(Aim of the exercise) Transcribe the lines below verbatim, skipping the images.

··· Data ···

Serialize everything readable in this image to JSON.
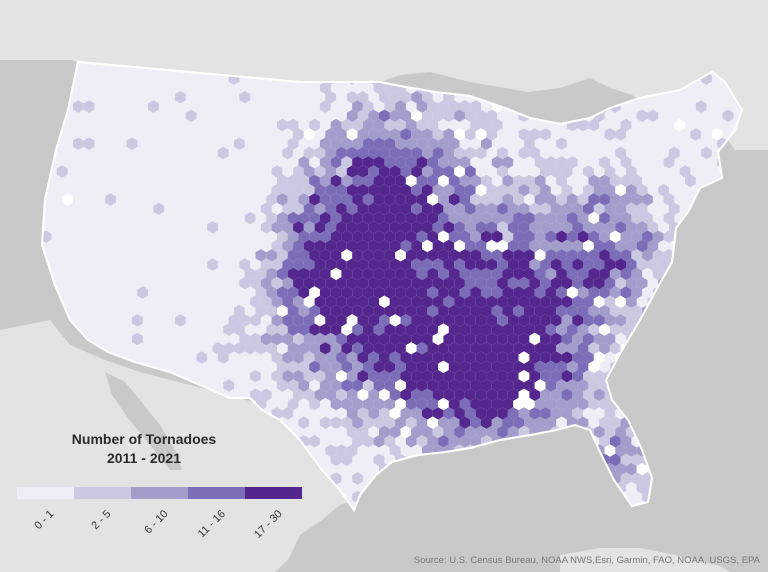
{
  "legend": {
    "title_line1": "Number of Tornadoes",
    "title_line2": "2011 - 2021",
    "classes": [
      {
        "label": "0 - 1",
        "color": "#efedf5"
      },
      {
        "label": "2 - 5",
        "color": "#cbc8e2"
      },
      {
        "label": "6 - 10",
        "color": "#a39dcc"
      },
      {
        "label": "11 - 16",
        "color": "#7b6db7"
      },
      {
        "label": "17 - 30",
        "color": "#54278f"
      }
    ]
  },
  "source": "Source: U.S. Census Bureau, NOAA NWS,Esri, Garmin, FAO, NOAA, USGS, EPA",
  "colors": {
    "water": "#c9c9c9",
    "land": "#e3e3e3",
    "us_base": "#efedf5",
    "borders": "#ffffff"
  }
}
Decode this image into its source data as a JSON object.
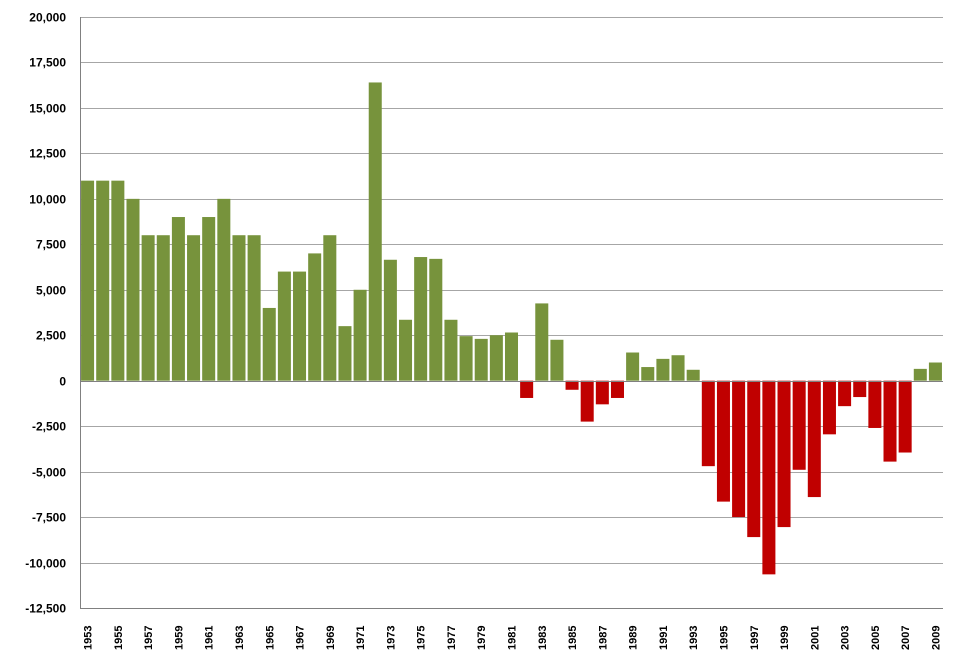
{
  "chart_data": {
    "type": "bar",
    "title": "",
    "xlabel": "",
    "ylabel": "",
    "ylim": [
      -12500,
      20000
    ],
    "grid": true,
    "legend": "none",
    "colors": {
      "positive": "#77933C",
      "negative": "#C00000",
      "grid": "#A6A6A6",
      "axis": "#808080"
    },
    "yticks": [
      {
        "value": 20000,
        "label": "20,000"
      },
      {
        "value": 17500,
        "label": "17,500"
      },
      {
        "value": 15000,
        "label": "15,000"
      },
      {
        "value": 12500,
        "label": "12,500"
      },
      {
        "value": 10000,
        "label": "10,000"
      },
      {
        "value": 7500,
        "label": "7,500"
      },
      {
        "value": 5000,
        "label": "5,000"
      },
      {
        "value": 2500,
        "label": "2,500"
      },
      {
        "value": 0,
        "label": "0"
      },
      {
        "value": -2500,
        "label": "-2,500"
      },
      {
        "value": -5000,
        "label": "-5,000"
      },
      {
        "value": -7500,
        "label": "-7,500"
      },
      {
        "value": -10000,
        "label": "-10,000"
      },
      {
        "value": -12500,
        "label": "-12,500"
      }
    ],
    "xtick_labels": [
      "1953",
      "1955",
      "1957",
      "1959",
      "1961",
      "1963",
      "1965",
      "1967",
      "1969",
      "1971",
      "1973",
      "1975",
      "1977",
      "1979",
      "1981",
      "1983",
      "1985",
      "1987",
      "1989",
      "1991",
      "1993",
      "1995",
      "1997",
      "1999",
      "2001",
      "2003",
      "2005",
      "2007",
      "2009"
    ],
    "categories": [
      "1953",
      "1954",
      "1955",
      "1956",
      "1957",
      "1958",
      "1959",
      "1960",
      "1961",
      "1962",
      "1963",
      "1964",
      "1965",
      "1966",
      "1967",
      "1968",
      "1969",
      "1970",
      "1971",
      "1972",
      "1973",
      "1974",
      "1975",
      "1976",
      "1977",
      "1978",
      "1979",
      "1980",
      "1981",
      "1982",
      "1983",
      "1984",
      "1985",
      "1986",
      "1987",
      "1988",
      "1989",
      "1990",
      "1991",
      "1992",
      "1993",
      "1994",
      "1995",
      "1996",
      "1997",
      "1998",
      "1999",
      "2000",
      "2001",
      "2002",
      "2003",
      "2004",
      "2005",
      "2006",
      "2007",
      "2008",
      "2009"
    ],
    "values": [
      11000,
      11000,
      11000,
      10000,
      8000,
      8000,
      9000,
      8000,
      9000,
      10000,
      8000,
      8000,
      4000,
      6000,
      6000,
      7000,
      8000,
      3000,
      5000,
      16400,
      6650,
      3350,
      6800,
      6700,
      3350,
      2450,
      2300,
      2500,
      2650,
      -950,
      4250,
      2250,
      -500,
      -2250,
      -1300,
      -950,
      1550,
      750,
      1200,
      1400,
      600,
      -4700,
      -6650,
      -7500,
      -8600,
      -10650,
      -8050,
      -4900,
      -6400,
      -2950,
      -1400,
      -900,
      -2600,
      -4450,
      -3950,
      650,
      1000
    ]
  }
}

···

(Result of this exercise)
Serialize everything readable in this image to JSON.
{
  "legend": {
    "title_line1": "Number of Tornadoes",
    "title_line2": "2011 - 2021",
    "classes": [
      {
        "label": "0 - 1",
        "color": "#efedf5"
      },
      {
        "label": "2 - 5",
        "color": "#cbc8e2"
      },
      {
        "label": "6 - 10",
        "color": "#a39dcc"
      },
      {
        "label": "11 - 16",
        "color": "#7b6db7"
      },
      {
        "label": "17 - 30",
        "color": "#54278f"
      }
    ]
  },
  "source": "Source: U.S. Census Bureau, NOAA NWS,Esri, Garmin, FAO, NOAA, USGS, EPA",
  "colors": {
    "water": "#c9c9c9",
    "land": "#e3e3e3",
    "us_base": "#efedf5",
    "borders": "#ffffff"
  }
}
Decode this image into its source data as a JSON object.
{
  "chart_data": {
    "type": "bar",
    "title": "",
    "xlabel": "",
    "ylabel": "",
    "ylim": [
      -12500,
      20000
    ],
    "grid": true,
    "legend": "none",
    "colors": {
      "positive": "#77933C",
      "negative": "#C00000",
      "grid": "#A6A6A6",
      "axis": "#808080"
    },
    "yticks": [
      {
        "value": 20000,
        "label": "20,000"
      },
      {
        "value": 17500,
        "label": "17,500"
      },
      {
        "value": 15000,
        "label": "15,000"
      },
      {
        "value": 12500,
        "label": "12,500"
      },
      {
        "value": 10000,
        "label": "10,000"
      },
      {
        "value": 7500,
        "label": "7,500"
      },
      {
        "value": 5000,
        "label": "5,000"
      },
      {
        "value": 2500,
        "label": "2,500"
      },
      {
        "value": 0,
        "label": "0"
      },
      {
        "value": -2500,
        "label": "-2,500"
      },
      {
        "value": -5000,
        "label": "-5,000"
      },
      {
        "value": -7500,
        "label": "-7,500"
      },
      {
        "value": -10000,
        "label": "-10,000"
      },
      {
        "value": -12500,
        "label": "-12,500"
      }
    ],
    "xtick_labels": [
      "1953",
      "1955",
      "1957",
      "1959",
      "1961",
      "1963",
      "1965",
      "1967",
      "1969",
      "1971",
      "1973",
      "1975",
      "1977",
      "1979",
      "1981",
      "1983",
      "1985",
      "1987",
      "1989",
      "1991",
      "1993",
      "1995",
      "1997",
      "1999",
      "2001",
      "2003",
      "2005",
      "2007",
      "2009"
    ],
    "categories": [
      "1953",
      "1954",
      "1955",
      "1956",
      "1957",
      "1958",
      "1959",
      "1960",
      "1961",
      "1962",
      "1963",
      "1964",
      "1965",
      "1966",
      "1967",
      "1968",
      "1969",
      "1970",
      "1971",
      "1972",
      "1973",
      "1974",
      "1975",
      "1976",
      "1977",
      "1978",
      "1979",
      "1980",
      "1981",
      "1982",
      "1983",
      "1984",
      "1985",
      "1986",
      "1987",
      "1988",
      "1989",
      "1990",
      "1991",
      "1992",
      "1993",
      "1994",
      "1995",
      "1996",
      "1997",
      "1998",
      "1999",
      "2000",
      "2001",
      "2002",
      "2003",
      "2004",
      "2005",
      "2006",
      "2007",
      "2008",
      "2009"
    ],
    "values": [
      11000,
      11000,
      11000,
      10000,
      8000,
      8000,
      9000,
      8000,
      9000,
      10000,
      8000,
      8000,
      4000,
      6000,
      6000,
      7000,
      8000,
      3000,
      5000,
      16400,
      6650,
      3350,
      6800,
      6700,
      3350,
      2450,
      2300,
      2500,
      2650,
      -950,
      4250,
      2250,
      -500,
      -2250,
      -1300,
      -950,
      1550,
      750,
      1200,
      1400,
      600,
      -4700,
      -6650,
      -7500,
      -8600,
      -10650,
      -8050,
      -4900,
      -6400,
      -2950,
      -1400,
      -900,
      -2600,
      -4450,
      -3950,
      650,
      1000
    ]
  }
}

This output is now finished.